REQUIRED TASK: Render the lines of the listing from the one containing "theta-label: 260 [166,524,188,538]" through the one containing "theta-label: 370 [322,61,344,75]", both included, as a Markdown table with the columns "Row" and "Entry". Number each line in "Row", put the line itself in "Entry", and omit blank lines.

Layout region records:
_ _ _ _ _ _ _

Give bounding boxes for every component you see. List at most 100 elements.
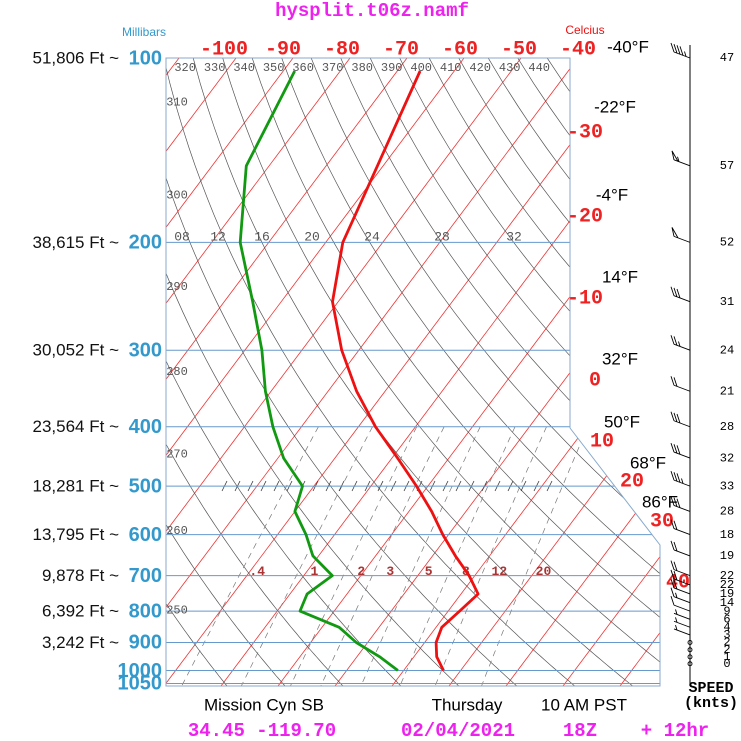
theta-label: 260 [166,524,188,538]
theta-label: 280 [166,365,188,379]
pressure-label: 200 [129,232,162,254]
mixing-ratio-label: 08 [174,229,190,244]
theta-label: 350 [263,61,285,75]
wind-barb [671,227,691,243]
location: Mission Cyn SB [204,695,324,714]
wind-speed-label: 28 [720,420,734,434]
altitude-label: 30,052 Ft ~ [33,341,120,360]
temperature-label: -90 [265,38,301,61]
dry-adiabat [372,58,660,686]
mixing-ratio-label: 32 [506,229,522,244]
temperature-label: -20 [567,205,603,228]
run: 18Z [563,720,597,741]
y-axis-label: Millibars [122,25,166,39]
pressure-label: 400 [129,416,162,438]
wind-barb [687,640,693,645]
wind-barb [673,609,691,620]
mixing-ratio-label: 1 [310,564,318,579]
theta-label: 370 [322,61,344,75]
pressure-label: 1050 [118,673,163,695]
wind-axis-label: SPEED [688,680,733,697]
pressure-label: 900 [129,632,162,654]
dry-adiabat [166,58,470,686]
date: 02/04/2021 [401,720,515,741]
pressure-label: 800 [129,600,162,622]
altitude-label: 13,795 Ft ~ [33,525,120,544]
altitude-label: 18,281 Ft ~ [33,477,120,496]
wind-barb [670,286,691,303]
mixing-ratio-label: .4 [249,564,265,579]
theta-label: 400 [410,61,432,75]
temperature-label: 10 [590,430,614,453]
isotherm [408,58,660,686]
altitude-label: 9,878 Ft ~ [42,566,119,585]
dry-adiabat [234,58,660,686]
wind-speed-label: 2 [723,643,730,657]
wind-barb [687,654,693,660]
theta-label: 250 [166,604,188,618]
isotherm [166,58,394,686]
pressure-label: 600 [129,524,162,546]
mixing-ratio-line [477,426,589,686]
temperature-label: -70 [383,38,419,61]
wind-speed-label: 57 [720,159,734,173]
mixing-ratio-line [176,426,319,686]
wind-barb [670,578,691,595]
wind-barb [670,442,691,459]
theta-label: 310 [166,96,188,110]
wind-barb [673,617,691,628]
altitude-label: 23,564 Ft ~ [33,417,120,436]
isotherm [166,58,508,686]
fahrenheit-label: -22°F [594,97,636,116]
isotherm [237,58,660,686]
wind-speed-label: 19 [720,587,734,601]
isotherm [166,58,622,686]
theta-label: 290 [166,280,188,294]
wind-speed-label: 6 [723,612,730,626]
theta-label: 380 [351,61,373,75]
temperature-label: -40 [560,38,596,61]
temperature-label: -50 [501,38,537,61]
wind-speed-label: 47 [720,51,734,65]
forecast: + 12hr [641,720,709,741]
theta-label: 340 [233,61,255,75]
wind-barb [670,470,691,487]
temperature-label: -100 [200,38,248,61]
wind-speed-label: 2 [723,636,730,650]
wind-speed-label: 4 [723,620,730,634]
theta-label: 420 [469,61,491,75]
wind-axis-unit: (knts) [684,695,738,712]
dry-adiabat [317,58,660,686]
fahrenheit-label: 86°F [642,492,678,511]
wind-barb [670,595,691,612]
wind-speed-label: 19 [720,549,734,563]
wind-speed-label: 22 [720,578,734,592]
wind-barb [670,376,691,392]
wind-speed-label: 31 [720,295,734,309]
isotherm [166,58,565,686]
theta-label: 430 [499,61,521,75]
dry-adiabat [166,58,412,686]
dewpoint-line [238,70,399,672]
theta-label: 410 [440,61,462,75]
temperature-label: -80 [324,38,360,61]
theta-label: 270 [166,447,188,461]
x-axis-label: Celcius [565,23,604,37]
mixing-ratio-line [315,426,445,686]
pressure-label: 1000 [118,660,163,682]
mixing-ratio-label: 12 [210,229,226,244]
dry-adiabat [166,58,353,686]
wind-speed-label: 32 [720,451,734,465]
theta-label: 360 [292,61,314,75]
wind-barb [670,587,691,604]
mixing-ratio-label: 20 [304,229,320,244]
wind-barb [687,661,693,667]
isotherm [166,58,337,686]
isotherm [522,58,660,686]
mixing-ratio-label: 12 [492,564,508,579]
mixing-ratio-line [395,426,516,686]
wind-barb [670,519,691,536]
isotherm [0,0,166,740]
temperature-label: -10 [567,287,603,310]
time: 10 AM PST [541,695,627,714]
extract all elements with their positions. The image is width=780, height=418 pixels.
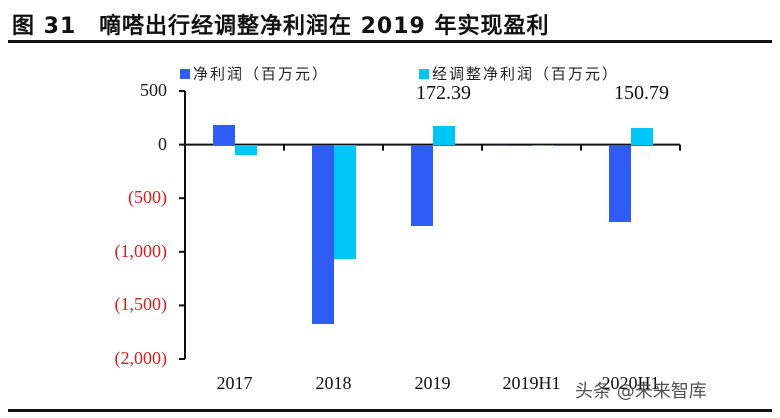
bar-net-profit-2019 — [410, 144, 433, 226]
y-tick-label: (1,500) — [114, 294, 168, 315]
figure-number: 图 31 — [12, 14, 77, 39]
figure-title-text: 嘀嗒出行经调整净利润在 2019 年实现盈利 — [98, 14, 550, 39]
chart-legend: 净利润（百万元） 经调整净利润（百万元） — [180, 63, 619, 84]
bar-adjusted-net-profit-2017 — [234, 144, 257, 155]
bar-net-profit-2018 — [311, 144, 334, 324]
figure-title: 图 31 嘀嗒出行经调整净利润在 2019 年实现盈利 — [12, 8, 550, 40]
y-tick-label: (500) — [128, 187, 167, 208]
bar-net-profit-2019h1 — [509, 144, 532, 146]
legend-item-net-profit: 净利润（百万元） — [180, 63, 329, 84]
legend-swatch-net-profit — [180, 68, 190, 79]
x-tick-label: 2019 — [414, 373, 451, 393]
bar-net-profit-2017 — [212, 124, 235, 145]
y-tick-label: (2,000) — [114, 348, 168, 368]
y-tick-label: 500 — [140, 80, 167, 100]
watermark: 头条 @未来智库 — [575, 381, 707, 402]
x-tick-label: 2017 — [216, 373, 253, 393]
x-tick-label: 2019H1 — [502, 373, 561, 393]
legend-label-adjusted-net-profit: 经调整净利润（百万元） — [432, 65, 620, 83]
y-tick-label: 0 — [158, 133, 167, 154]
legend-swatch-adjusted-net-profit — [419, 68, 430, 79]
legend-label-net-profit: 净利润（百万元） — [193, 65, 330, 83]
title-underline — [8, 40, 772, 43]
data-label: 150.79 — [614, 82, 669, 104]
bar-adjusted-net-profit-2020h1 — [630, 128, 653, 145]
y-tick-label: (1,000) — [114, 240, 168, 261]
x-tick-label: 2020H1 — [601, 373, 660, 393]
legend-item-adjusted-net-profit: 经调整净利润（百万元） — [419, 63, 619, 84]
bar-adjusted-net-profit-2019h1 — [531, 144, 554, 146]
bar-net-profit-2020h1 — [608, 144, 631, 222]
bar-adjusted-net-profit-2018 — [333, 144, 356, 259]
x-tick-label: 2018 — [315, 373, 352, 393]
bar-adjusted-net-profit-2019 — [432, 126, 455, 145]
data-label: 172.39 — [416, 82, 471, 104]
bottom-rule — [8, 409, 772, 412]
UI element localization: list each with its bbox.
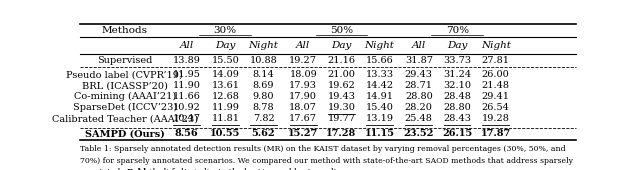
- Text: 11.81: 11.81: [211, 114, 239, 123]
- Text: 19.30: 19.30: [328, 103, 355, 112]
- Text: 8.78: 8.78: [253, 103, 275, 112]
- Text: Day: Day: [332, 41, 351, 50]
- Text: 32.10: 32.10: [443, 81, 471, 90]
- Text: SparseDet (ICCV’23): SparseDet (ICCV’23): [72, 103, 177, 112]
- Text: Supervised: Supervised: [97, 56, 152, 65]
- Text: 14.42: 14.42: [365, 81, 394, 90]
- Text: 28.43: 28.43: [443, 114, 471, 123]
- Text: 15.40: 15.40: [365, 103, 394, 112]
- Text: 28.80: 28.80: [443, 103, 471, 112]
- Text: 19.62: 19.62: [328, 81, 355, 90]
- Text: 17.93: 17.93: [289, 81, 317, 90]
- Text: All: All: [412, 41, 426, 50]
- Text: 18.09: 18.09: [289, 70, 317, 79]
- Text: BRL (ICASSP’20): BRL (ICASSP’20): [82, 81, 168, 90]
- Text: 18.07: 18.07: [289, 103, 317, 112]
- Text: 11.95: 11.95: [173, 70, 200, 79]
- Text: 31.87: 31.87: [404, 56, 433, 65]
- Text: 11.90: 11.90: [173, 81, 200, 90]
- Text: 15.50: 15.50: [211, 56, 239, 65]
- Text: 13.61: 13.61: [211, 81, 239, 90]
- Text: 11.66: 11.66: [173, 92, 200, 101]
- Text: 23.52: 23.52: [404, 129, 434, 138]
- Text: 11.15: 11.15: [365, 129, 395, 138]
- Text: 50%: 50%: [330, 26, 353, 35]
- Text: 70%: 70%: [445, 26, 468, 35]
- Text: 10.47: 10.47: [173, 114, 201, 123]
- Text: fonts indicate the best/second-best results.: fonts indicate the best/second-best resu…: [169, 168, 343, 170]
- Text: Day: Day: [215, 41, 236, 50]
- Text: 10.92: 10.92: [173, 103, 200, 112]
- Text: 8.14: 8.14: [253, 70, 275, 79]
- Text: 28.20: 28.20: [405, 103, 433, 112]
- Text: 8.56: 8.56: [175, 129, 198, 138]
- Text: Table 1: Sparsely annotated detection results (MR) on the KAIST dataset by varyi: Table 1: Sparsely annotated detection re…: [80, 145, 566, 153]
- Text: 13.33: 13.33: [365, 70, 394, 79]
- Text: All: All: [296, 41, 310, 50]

_ _ _ _ _ _ _

OUTPUT:
| Row | Entry |
|---|---|
| 1 | theta-label: 260 [166,524,188,538] |
| 2 | theta-label: 280 [166,365,188,379] |
| 3 | pressure-label: 200 [129,232,162,254] |
| 4 | mixing-ratio-label: 08 [174,229,190,244] |
| 5 | theta-label: 350 [263,61,285,75] |
| 6 | wind-barb [671,227,691,243] |
| 7 | location: Mission Cyn SB [204,695,324,714] |
| 8 | wind-speed-label: 28 [720,420,734,434] |
| 9 | altitude-label: 30,052 Ft ~ [33,341,120,360] |
| 10 | temperature-label: -90 [265,38,301,61] |
| 11 | dry-adiabat [372,58,660,686] |
| 12 | mixing-ratio-label: 32 [506,229,522,244] |
| 13 | temperature-label: -20 [567,205,603,228] |
| 14 | run: 18Z [563,720,597,741] |
| 15 | y-axis-label: Millibars [122,25,166,39] |
| 16 | pressure-label: 400 [129,416,162,438] |
| 17 | wind-barb [687,640,693,645] |
| 18 | wind-barb [673,609,691,620] |
| 19 | mixing-ratio-label: 1 [310,564,318,579] |
| 20 | theta-label: 370 [322,61,344,75] |